- **What to work on**: In the entries below, identify every line with the string "MINISTERSTVO" and copy it.

- **Information given**:
☆ ☆ ☆
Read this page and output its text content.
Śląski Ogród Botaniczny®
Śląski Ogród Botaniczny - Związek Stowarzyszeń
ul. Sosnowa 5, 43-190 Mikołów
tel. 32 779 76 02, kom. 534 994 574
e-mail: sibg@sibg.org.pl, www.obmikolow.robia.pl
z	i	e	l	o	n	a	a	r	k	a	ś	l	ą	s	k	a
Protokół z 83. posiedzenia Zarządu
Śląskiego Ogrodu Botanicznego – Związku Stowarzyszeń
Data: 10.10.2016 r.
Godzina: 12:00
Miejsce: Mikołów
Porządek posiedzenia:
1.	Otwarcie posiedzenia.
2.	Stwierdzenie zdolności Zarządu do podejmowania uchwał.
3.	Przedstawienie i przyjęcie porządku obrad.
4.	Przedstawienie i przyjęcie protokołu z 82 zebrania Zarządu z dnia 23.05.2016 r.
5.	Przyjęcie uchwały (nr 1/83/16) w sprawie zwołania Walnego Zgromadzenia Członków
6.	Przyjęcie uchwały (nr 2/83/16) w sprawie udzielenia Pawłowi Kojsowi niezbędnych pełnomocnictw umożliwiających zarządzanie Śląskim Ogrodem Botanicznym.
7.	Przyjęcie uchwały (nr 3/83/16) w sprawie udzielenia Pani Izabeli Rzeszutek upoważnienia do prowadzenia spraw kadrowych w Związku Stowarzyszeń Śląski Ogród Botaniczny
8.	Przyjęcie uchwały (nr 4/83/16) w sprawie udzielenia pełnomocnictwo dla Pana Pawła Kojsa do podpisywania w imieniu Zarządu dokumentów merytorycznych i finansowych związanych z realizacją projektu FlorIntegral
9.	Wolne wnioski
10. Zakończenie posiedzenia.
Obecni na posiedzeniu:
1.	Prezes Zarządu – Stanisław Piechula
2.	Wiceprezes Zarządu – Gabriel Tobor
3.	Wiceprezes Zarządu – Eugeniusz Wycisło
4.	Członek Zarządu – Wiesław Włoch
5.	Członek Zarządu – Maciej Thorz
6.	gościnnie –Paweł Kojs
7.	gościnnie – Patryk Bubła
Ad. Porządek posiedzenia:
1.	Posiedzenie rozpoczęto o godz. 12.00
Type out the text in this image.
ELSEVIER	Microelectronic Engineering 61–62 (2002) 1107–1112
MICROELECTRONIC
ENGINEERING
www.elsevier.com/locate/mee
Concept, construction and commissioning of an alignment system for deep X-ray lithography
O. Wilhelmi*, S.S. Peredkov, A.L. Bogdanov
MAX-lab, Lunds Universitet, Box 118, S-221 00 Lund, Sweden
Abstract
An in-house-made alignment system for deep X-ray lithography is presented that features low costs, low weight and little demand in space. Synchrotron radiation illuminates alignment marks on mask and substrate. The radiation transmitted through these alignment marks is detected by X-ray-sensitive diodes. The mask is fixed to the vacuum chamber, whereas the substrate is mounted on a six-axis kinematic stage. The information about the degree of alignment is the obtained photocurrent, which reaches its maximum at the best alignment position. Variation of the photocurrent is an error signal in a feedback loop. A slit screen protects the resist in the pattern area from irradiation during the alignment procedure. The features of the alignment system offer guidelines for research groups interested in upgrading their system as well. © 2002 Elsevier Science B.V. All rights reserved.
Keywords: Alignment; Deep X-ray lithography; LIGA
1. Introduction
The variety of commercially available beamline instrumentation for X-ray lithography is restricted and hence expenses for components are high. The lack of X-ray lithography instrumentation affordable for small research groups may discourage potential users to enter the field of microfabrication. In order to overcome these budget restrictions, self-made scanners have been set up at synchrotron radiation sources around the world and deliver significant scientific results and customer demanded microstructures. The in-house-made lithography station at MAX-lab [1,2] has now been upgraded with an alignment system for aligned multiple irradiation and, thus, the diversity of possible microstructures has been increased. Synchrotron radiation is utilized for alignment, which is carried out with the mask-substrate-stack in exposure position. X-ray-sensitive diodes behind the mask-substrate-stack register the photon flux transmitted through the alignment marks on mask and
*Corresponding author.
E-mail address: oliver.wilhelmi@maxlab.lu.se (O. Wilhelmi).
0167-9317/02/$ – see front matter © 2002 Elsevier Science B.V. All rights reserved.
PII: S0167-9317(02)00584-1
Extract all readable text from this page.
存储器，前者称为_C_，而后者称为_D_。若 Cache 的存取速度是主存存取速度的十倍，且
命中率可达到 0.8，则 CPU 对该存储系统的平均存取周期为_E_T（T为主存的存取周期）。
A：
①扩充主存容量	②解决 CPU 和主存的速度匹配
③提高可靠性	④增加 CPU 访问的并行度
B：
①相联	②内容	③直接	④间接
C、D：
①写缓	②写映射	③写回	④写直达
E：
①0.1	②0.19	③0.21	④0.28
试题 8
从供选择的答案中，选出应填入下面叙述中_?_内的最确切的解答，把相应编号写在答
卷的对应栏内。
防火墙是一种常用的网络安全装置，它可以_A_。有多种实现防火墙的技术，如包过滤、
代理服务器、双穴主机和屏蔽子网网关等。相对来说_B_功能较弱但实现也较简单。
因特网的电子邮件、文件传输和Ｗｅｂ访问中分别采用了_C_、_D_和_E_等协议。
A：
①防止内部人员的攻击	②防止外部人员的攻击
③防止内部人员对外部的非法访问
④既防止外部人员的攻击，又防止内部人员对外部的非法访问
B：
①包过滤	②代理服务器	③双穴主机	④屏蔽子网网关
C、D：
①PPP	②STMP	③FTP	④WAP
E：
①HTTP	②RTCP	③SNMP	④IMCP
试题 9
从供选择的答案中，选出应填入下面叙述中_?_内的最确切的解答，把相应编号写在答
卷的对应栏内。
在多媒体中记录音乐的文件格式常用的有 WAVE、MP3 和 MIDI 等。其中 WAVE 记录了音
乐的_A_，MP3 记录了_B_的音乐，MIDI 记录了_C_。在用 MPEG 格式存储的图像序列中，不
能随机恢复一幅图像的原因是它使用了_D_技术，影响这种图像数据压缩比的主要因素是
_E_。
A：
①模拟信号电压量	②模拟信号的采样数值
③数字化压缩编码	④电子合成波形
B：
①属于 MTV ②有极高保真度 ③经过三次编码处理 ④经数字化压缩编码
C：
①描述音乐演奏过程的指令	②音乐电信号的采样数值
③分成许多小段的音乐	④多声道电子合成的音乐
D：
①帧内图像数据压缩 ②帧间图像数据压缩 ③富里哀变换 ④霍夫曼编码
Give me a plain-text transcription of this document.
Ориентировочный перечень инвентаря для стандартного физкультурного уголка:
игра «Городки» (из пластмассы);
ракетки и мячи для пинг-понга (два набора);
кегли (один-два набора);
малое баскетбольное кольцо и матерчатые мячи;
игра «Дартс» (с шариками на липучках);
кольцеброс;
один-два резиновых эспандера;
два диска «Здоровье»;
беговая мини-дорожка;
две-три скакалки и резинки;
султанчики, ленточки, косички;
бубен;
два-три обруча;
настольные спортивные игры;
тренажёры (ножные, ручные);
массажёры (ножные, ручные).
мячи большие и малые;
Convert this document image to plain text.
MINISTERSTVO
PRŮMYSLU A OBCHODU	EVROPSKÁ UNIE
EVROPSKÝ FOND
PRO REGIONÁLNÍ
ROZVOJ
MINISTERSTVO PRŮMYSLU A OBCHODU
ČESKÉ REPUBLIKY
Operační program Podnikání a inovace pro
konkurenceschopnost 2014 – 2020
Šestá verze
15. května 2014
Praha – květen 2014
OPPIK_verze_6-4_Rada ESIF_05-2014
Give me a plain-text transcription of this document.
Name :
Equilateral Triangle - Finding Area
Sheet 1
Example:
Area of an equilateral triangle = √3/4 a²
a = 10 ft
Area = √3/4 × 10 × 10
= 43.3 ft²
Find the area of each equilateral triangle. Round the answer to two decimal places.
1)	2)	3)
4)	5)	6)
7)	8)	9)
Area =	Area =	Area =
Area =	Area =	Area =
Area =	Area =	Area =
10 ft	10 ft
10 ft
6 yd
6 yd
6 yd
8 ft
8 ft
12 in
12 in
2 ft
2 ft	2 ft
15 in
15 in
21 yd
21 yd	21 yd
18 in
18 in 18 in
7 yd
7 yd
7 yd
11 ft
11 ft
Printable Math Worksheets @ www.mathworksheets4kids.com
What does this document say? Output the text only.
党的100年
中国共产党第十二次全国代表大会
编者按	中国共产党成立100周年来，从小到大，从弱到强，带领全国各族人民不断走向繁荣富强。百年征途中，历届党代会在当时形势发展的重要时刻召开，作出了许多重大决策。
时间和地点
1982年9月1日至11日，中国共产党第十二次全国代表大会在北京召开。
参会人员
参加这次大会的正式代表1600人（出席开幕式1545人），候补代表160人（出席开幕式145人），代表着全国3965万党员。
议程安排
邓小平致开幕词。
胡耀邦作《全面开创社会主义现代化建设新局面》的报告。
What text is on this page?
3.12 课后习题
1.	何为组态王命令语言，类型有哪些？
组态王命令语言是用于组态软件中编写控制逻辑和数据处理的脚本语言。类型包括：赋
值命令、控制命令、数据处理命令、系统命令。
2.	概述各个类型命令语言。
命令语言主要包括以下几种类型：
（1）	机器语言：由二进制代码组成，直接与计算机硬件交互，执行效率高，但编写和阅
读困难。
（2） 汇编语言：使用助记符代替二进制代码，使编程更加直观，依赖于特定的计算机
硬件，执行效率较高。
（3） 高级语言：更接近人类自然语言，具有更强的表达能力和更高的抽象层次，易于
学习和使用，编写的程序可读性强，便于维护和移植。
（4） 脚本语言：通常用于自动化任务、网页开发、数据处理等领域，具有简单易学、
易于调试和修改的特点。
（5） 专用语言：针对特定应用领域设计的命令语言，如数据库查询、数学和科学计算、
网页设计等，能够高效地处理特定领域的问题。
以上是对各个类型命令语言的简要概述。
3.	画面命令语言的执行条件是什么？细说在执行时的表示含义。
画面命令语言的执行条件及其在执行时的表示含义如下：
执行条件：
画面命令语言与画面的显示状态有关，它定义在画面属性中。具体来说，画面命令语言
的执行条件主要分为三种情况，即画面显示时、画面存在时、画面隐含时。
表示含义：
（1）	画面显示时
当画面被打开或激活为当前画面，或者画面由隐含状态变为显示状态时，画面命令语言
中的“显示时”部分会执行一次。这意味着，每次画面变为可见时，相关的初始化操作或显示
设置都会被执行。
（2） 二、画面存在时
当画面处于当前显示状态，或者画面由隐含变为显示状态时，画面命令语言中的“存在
☆ ☆ ☆
- **Output below**:
MINISTERSTVO
MINISTERSTVO PRŮMYSLU A OBCHODU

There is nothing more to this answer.